> [Challenge]:
Produce an exact copy of all the data below, dropping every image.

[BEGIN Entries]

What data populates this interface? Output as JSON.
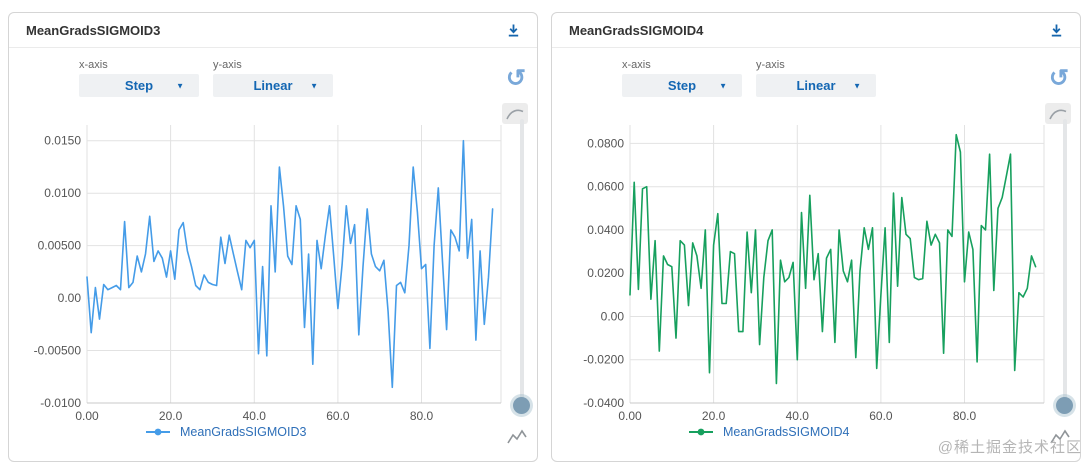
{
  "watermark": "@稀土掘金技术社区",
  "icons": {
    "refresh_glyph": "↺",
    "dropdown_arrow": "▼"
  },
  "panels": [
    {
      "title": "MeanGradsSIGMOID3",
      "controls": {
        "x_axis_label": "x-axis",
        "x_axis_value": "Step",
        "y_axis_label": "y-axis",
        "y_axis_value": "Linear"
      },
      "legend": {
        "label": "MeanGradsSIGMOID3"
      }
    },
    {
      "title": "MeanGradsSIGMOID4",
      "controls": {
        "x_axis_label": "x-axis",
        "x_axis_value": "Step",
        "y_axis_label": "y-axis",
        "y_axis_value": "Linear"
      },
      "legend": {
        "label": "MeanGradsSIGMOID4"
      }
    }
  ],
  "chart_data": [
    {
      "type": "line",
      "title": "MeanGradsSIGMOID3",
      "x_start": 0,
      "x_step": 1,
      "xlim": [
        0,
        99
      ],
      "ylim": [
        -0.01,
        0.0165
      ],
      "xticks": [
        0,
        20,
        40,
        60,
        80
      ],
      "xtick_labels": [
        "0.00",
        "20.0",
        "40.0",
        "60.0",
        "80.0"
      ],
      "yticks": [
        0.015,
        0.01,
        0.005,
        0,
        -0.005,
        -0.01
      ],
      "ytick_labels": [
        "0.0150",
        "0.0100",
        "0.00500",
        "0.00",
        "-0.00500",
        "-0.0100"
      ],
      "grid": true,
      "legend_position": "bottom",
      "series": [
        {
          "name": "MeanGradsSIGMOID3",
          "color": "#459ce8",
          "values": [
            0.002,
            -0.0033,
            0.001,
            -0.002,
            0.0013,
            0.0008,
            0.001,
            0.0012,
            0.0008,
            0.0073,
            0.001,
            0.0015,
            0.004,
            0.0025,
            0.0042,
            0.0078,
            0.0035,
            0.0045,
            0.0038,
            0.002,
            0.0045,
            0.0018,
            0.0065,
            0.0072,
            0.0045,
            0.003,
            0.0012,
            0.0008,
            0.0022,
            0.0015,
            0.0013,
            0.0012,
            0.0058,
            0.0033,
            0.006,
            0.0042,
            0.0025,
            0.0008,
            0.0055,
            0.0048,
            0.0055,
            -0.0053,
            0.003,
            -0.0055,
            0.0088,
            0.0025,
            0.0125,
            0.0088,
            0.004,
            0.0032,
            0.0088,
            0.0075,
            -0.0028,
            0.0042,
            -0.0063,
            0.0055,
            0.0028,
            0.006,
            0.0088,
            0.004,
            -0.001,
            0.0032,
            0.0088,
            0.0052,
            0.007,
            -0.0035,
            0.003,
            0.0085,
            0.0042,
            0.003,
            0.0026,
            0.0036,
            -0.0013,
            -0.0085,
            0.0012,
            0.0015,
            0.0005,
            0.005,
            0.0125,
            0.0082,
            0.0028,
            0.0032,
            -0.0048,
            0.005,
            0.0105,
            0.0035,
            -0.003,
            0.0065,
            0.0058,
            0.0045,
            0.015,
            0.0038,
            0.0075,
            -0.004,
            0.0045,
            -0.0025,
            0.002,
            0.0085
          ]
        }
      ]
    },
    {
      "type": "line",
      "title": "MeanGradsSIGMOID4",
      "x_start": 0,
      "x_step": 1,
      "xlim": [
        0,
        99
      ],
      "ylim": [
        -0.04,
        0.0885
      ],
      "xticks": [
        0,
        20,
        40,
        60,
        80
      ],
      "xtick_labels": [
        "0.00",
        "20.0",
        "40.0",
        "60.0",
        "80.0"
      ],
      "yticks": [
        0.08,
        0.06,
        0.04,
        0.02,
        0,
        -0.02,
        -0.04
      ],
      "ytick_labels": [
        "0.0800",
        "0.0600",
        "0.0400",
        "0.0200",
        "0.00",
        "-0.0200",
        "-0.0400"
      ],
      "grid": true,
      "legend_position": "bottom",
      "series": [
        {
          "name": "MeanGradsSIGMOID4",
          "color": "#17a05e",
          "values": [
            0.01,
            0.062,
            0.0125,
            0.059,
            0.06,
            0.008,
            0.035,
            -0.016,
            0.028,
            0.024,
            0.023,
            -0.01,
            0.035,
            0.033,
            0.005,
            0.034,
            0.028,
            0.013,
            0.04,
            -0.026,
            0.033,
            0.0475,
            0.006,
            0.006,
            0.03,
            0.029,
            -0.007,
            -0.007,
            0.039,
            0.011,
            0.04,
            -0.013,
            0.018,
            0.035,
            0.04,
            -0.031,
            0.026,
            0.016,
            0.018,
            0.025,
            -0.02,
            0.048,
            0.013,
            0.056,
            0.017,
            0.029,
            -0.007,
            0.027,
            0.031,
            -0.012,
            0.04,
            0.021,
            0.016,
            0.026,
            -0.019,
            0.021,
            0.041,
            0.031,
            0.041,
            -0.024,
            0.01,
            0.041,
            -0.012,
            0.057,
            0.014,
            0.055,
            0.038,
            0.036,
            0.018,
            0.017,
            0.0175,
            0.044,
            0.033,
            0.038,
            0.034,
            -0.017,
            0.04,
            0.037,
            0.084,
            0.076,
            0.016,
            0.039,
            0.031,
            -0.021,
            0.042,
            0.04,
            0.075,
            0.012,
            0.05,
            0.055,
            0.065,
            0.075,
            -0.025,
            0.011,
            0.009,
            0.013,
            0.028,
            0.023
          ]
        }
      ]
    }
  ]
}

[END Entries]

> [Answer for this exercise]:
What data populates this interface? Output as JSON.
{
  "watermark": "@稀土掘金技术社区",
  "icons": {
    "refresh_glyph": "↺",
    "dropdown_arrow": "▼"
  },
  "panels": [
    {
      "title": "MeanGradsSIGMOID3",
      "controls": {
        "x_axis_label": "x-axis",
        "x_axis_value": "Step",
        "y_axis_label": "y-axis",
        "y_axis_value": "Linear"
      },
      "legend": {
        "label": "MeanGradsSIGMOID3"
      }
    },
    {
      "title": "MeanGradsSIGMOID4",
      "controls": {
        "x_axis_label": "x-axis",
        "x_axis_value": "Step",
        "y_axis_label": "y-axis",
        "y_axis_value": "Linear"
      },
      "legend": {
        "label": "MeanGradsSIGMOID4"
      }
    }
  ],
  "chart_data": [
    {
      "type": "line",
      "title": "MeanGradsSIGMOID3",
      "x_start": 0,
      "x_step": 1,
      "xlim": [
        0,
        99
      ],
      "ylim": [
        -0.01,
        0.0165
      ],
      "xticks": [
        0,
        20,
        40,
        60,
        80
      ],
      "xtick_labels": [
        "0.00",
        "20.0",
        "40.0",
        "60.0",
        "80.0"
      ],
      "yticks": [
        0.015,
        0.01,
        0.005,
        0,
        -0.005,
        -0.01
      ],
      "ytick_labels": [
        "0.0150",
        "0.0100",
        "0.00500",
        "0.00",
        "-0.00500",
        "-0.0100"
      ],
      "grid": true,
      "legend_position": "bottom",
      "series": [
        {
          "name": "MeanGradsSIGMOID3",
          "color": "#459ce8",
          "values": [
            0.002,
            -0.0033,
            0.001,
            -0.002,
            0.0013,
            0.0008,
            0.001,
            0.0012,
            0.0008,
            0.0073,
            0.001,
            0.0015,
            0.004,
            0.0025,
            0.0042,
            0.0078,
            0.0035,
            0.0045,
            0.0038,
            0.002,
            0.0045,
            0.0018,
            0.0065,
            0.0072,
            0.0045,
            0.003,
            0.0012,
            0.0008,
            0.0022,
            0.0015,
            0.0013,
            0.0012,
            0.0058,
            0.0033,
            0.006,
            0.0042,
            0.0025,
            0.0008,
            0.0055,
            0.0048,
            0.0055,
            -0.0053,
            0.003,
            -0.0055,
            0.0088,
            0.0025,
            0.0125,
            0.0088,
            0.004,
            0.0032,
            0.0088,
            0.0075,
            -0.0028,
            0.0042,
            -0.0063,
            0.0055,
            0.0028,
            0.006,
            0.0088,
            0.004,
            -0.001,
            0.0032,
            0.0088,
            0.0052,
            0.007,
            -0.0035,
            0.003,
            0.0085,
            0.0042,
            0.003,
            0.0026,
            0.0036,
            -0.0013,
            -0.0085,
            0.0012,
            0.0015,
            0.0005,
            0.005,
            0.0125,
            0.0082,
            0.0028,
            0.0032,
            -0.0048,
            0.005,
            0.0105,
            0.0035,
            -0.003,
            0.0065,
            0.0058,
            0.0045,
            0.015,
            0.0038,
            0.0075,
            -0.004,
            0.0045,
            -0.0025,
            0.002,
            0.0085
          ]
        }
      ]
    },
    {
      "type": "line",
      "title": "MeanGradsSIGMOID4",
      "x_start": 0,
      "x_step": 1,
      "xlim": [
        0,
        99
      ],
      "ylim": [
        -0.04,
        0.0885
      ],
      "xticks": [
        0,
        20,
        40,
        60,
        80
      ],
      "xtick_labels": [
        "0.00",
        "20.0",
        "40.0",
        "60.0",
        "80.0"
      ],
      "yticks": [
        0.08,
        0.06,
        0.04,
        0.02,
        0,
        -0.02,
        -0.04
      ],
      "ytick_labels": [
        "0.0800",
        "0.0600",
        "0.0400",
        "0.0200",
        "0.00",
        "-0.0200",
        "-0.0400"
      ],
      "grid": true,
      "legend_position": "bottom",
      "series": [
        {
          "name": "MeanGradsSIGMOID4",
          "color": "#17a05e",
          "values": [
            0.01,
            0.062,
            0.0125,
            0.059,
            0.06,
            0.008,
            0.035,
            -0.016,
            0.028,
            0.024,
            0.023,
            -0.01,
            0.035,
            0.033,
            0.005,
            0.034,
            0.028,
            0.013,
            0.04,
            -0.026,
            0.033,
            0.0475,
            0.006,
            0.006,
            0.03,
            0.029,
            -0.007,
            -0.007,
            0.039,
            0.011,
            0.04,
            -0.013,
            0.018,
            0.035,
            0.04,
            -0.031,
            0.026,
            0.016,
            0.018,
            0.025,
            -0.02,
            0.048,
            0.013,
            0.056,
            0.017,
            0.029,
            -0.007,
            0.027,
            0.031,
            -0.012,
            0.04,
            0.021,
            0.016,
            0.026,
            -0.019,
            0.021,
            0.041,
            0.031,
            0.041,
            -0.024,
            0.01,
            0.041,
            -0.012,
            0.057,
            0.014,
            0.055,
            0.038,
            0.036,
            0.018,
            0.017,
            0.0175,
            0.044,
            0.033,
            0.038,
            0.034,
            -0.017,
            0.04,
            0.037,
            0.084,
            0.076,
            0.016,
            0.039,
            0.031,
            -0.021,
            0.042,
            0.04,
            0.075,
            0.012,
            0.05,
            0.055,
            0.065,
            0.075,
            -0.025,
            0.011,
            0.009,
            0.013,
            0.028,
            0.023
          ]
        }
      ]
    }
  ]
}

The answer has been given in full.